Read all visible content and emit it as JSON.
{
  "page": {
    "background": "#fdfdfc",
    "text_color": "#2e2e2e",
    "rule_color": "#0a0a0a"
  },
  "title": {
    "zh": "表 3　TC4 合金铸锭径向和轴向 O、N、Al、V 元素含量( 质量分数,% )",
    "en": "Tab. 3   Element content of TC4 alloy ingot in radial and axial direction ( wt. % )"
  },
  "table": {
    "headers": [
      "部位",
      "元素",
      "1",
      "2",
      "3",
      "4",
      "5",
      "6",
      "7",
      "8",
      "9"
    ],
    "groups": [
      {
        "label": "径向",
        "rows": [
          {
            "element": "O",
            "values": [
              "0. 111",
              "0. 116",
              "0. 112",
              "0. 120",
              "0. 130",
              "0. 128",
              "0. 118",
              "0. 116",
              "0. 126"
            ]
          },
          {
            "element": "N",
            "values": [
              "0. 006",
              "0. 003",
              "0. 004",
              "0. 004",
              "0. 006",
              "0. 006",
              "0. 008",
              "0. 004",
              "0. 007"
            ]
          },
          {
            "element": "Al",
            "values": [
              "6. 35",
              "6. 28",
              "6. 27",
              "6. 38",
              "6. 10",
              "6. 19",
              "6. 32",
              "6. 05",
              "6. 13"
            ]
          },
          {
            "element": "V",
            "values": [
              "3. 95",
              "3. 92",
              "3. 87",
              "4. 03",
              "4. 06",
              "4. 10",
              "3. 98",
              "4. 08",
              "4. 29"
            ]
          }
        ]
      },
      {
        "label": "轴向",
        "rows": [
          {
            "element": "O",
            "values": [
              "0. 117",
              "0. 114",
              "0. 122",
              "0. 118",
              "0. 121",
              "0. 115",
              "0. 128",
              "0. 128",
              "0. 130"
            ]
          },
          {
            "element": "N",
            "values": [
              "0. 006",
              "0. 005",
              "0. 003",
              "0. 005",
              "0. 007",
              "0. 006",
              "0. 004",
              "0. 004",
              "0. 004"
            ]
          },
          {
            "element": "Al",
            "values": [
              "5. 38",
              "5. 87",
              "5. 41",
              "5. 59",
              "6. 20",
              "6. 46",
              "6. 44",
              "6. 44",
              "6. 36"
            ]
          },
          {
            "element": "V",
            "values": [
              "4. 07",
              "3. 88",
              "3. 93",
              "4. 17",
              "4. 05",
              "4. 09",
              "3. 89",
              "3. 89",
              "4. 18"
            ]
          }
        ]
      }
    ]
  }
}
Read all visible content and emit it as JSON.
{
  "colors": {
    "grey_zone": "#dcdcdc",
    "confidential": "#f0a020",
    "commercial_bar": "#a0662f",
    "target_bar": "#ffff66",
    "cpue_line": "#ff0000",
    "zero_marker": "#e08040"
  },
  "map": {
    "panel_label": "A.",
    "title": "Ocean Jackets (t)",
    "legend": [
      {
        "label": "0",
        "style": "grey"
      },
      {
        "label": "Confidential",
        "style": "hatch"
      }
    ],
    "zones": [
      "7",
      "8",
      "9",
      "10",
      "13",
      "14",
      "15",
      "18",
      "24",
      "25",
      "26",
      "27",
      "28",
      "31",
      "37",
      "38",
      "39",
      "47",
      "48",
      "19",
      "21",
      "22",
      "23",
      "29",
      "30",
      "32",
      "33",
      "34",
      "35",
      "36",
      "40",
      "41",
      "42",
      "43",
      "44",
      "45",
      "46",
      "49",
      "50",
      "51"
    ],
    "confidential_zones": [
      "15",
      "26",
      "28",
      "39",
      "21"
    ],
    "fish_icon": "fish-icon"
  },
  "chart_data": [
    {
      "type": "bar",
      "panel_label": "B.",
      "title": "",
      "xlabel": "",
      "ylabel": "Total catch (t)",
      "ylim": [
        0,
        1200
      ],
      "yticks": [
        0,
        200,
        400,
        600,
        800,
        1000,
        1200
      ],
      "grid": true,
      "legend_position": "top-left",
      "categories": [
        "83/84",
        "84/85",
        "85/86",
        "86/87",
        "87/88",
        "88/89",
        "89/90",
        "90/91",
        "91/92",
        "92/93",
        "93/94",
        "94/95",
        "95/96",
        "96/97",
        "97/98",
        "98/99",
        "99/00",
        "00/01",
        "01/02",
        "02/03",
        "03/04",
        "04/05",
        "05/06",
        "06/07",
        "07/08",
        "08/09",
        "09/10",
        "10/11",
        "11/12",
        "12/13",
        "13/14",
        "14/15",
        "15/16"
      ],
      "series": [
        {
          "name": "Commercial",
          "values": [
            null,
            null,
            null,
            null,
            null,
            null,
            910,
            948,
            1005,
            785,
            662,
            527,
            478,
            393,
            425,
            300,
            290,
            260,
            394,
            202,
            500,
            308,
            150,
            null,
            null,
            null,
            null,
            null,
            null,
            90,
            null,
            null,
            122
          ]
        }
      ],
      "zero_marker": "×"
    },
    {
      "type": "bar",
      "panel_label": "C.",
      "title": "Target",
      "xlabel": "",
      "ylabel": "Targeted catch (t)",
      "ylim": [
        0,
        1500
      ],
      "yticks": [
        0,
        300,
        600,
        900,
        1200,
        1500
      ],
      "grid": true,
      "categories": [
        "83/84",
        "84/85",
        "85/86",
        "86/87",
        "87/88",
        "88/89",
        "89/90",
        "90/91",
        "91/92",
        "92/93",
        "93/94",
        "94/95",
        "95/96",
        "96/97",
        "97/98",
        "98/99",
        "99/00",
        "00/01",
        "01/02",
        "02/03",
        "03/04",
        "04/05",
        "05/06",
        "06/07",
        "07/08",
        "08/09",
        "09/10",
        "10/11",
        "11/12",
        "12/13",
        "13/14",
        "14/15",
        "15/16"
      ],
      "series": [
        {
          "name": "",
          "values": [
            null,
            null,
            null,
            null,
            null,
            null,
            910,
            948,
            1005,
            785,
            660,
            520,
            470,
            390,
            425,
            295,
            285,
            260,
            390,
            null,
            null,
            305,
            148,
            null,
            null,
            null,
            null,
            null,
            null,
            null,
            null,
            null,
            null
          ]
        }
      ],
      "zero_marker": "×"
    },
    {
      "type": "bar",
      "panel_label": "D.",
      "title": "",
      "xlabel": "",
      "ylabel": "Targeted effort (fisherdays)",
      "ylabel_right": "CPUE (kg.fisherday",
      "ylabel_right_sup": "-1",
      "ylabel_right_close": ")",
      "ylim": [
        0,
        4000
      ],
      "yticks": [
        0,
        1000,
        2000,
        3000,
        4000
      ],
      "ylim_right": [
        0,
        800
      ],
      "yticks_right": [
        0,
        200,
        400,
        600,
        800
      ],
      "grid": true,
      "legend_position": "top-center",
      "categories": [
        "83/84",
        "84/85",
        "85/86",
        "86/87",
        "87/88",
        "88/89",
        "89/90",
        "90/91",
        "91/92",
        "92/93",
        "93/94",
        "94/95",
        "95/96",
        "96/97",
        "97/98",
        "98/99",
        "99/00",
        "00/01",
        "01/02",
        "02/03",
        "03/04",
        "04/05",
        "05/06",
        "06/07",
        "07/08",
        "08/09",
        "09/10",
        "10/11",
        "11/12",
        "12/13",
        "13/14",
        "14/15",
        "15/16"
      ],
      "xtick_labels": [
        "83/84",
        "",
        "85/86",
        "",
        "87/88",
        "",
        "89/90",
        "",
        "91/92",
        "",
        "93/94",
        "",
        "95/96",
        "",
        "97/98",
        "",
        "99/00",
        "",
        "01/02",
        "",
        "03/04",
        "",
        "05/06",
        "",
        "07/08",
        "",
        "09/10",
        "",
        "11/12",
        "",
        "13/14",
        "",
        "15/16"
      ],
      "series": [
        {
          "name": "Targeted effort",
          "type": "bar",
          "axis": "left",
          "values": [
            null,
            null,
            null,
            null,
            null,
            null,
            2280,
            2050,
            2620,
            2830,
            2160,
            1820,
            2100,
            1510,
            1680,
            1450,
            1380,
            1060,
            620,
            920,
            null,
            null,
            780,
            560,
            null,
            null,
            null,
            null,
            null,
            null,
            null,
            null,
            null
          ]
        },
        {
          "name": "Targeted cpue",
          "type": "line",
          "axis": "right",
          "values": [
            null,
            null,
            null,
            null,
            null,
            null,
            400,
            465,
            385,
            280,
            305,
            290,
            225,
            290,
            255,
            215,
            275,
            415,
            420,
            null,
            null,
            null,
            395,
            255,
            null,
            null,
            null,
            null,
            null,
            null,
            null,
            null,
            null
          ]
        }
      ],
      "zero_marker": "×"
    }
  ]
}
- - - - -
*AIM OF THE TASK*: Only the number is wanted: how many lines of these entries contain the string "effort"?

*RESPONSE TO THE EXERCISE*: 2